(SHORT EXERCISE):
Rewrite the entries below, changing "top view" to "plan view" and keeping everything else the same. Leave the pictures out.
'''
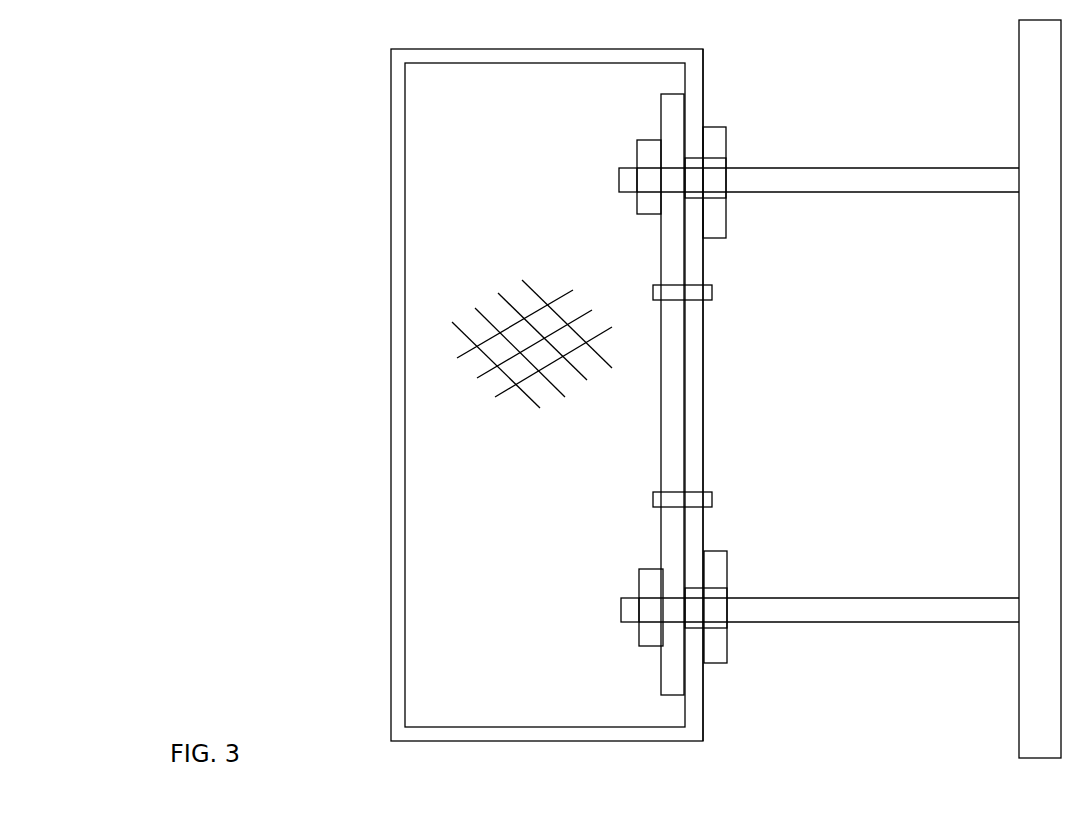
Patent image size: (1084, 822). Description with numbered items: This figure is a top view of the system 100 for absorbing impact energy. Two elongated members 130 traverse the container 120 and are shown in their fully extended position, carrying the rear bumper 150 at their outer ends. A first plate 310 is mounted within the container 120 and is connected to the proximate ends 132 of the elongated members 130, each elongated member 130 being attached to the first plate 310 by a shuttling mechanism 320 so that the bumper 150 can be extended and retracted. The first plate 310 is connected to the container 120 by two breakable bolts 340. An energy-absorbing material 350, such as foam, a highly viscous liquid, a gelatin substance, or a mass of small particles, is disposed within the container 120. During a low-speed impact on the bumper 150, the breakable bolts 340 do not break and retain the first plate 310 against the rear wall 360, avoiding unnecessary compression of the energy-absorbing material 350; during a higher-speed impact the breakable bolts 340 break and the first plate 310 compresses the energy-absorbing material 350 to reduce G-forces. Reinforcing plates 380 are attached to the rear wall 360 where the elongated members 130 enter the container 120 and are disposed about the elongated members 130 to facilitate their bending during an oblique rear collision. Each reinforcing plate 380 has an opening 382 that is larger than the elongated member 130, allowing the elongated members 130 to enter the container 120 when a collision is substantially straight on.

The system for absorbing impact energy 100 is at (218, 632).
The container 120 is at (390, 131).
The elongated member 130 is at (757, 167).
The proximate end 132 is at (625, 167).
The bumper 150 is at (1018, 363).
The first plate 310 is at (665, 94).
The shuttling mechanism 320 is at (636, 205).
The breakable bolt 340 is at (710, 297).
The energy-absorbing material 350 is at (472, 363).
The rear wall 360 is at (703, 102).
The reinforcing plate 380 is at (717, 222).
The opening 382 is at (717, 195).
'''
(THE ANSWER):
Patent image size: (1084, 822). Description with numbered items: This figure is a plan view of the system 100 for absorbing impact energy. Two elongated members 130 traverse the container 120 and are shown in their fully extended position, carrying the rear bumper 150 at their outer ends. A first plate 310 is mounted within the container 120 and is connected to the proximate ends 132 of the elongated members 130, each elongated member 130 being attached to the first plate 310 by a shuttling mechanism 320 so that the bumper 150 can be extended and retracted. The first plate 310 is connected to the container 120 by two breakable bolts 340. An energy-absorbing material 350, such as foam, a highly viscous liquid, a gelatin substance, or a mass of small particles, is disposed within the container 120. During a low-speed impact on the bumper 150, the breakable bolts 340 do not break and retain the first plate 310 against the rear wall 360, avoiding unnecessary compression of the energy-absorbing material 350; during a higher-speed impact the breakable bolts 340 break and the first plate 310 compresses the energy-absorbing material 350 to reduce G-forces. Reinforcing plates 380 are attached to the rear wall 360 where the elongated members 130 enter the container 120 and are disposed about the elongated members 130 to facilitate their bending during an oblique rear collision. Each reinforcing plate 380 has an opening 382 that is larger than the elongated member 130, allowing the elongated members 130 to enter the container 120 when a collision is substantially straight on.

The system for absorbing impact energy 100 is at (218, 632).
The container 120 is at (390, 131).
The elongated member 130 is at (757, 167).
The proximate end 132 is at (625, 167).
The bumper 150 is at (1018, 363).
The first plate 310 is at (665, 94).
The shuttling mechanism 320 is at (636, 205).
The breakable bolt 340 is at (710, 297).
The energy-absorbing material 350 is at (472, 363).
The rear wall 360 is at (703, 102).
The reinforcing plate 380 is at (717, 222).
The opening 382 is at (717, 195).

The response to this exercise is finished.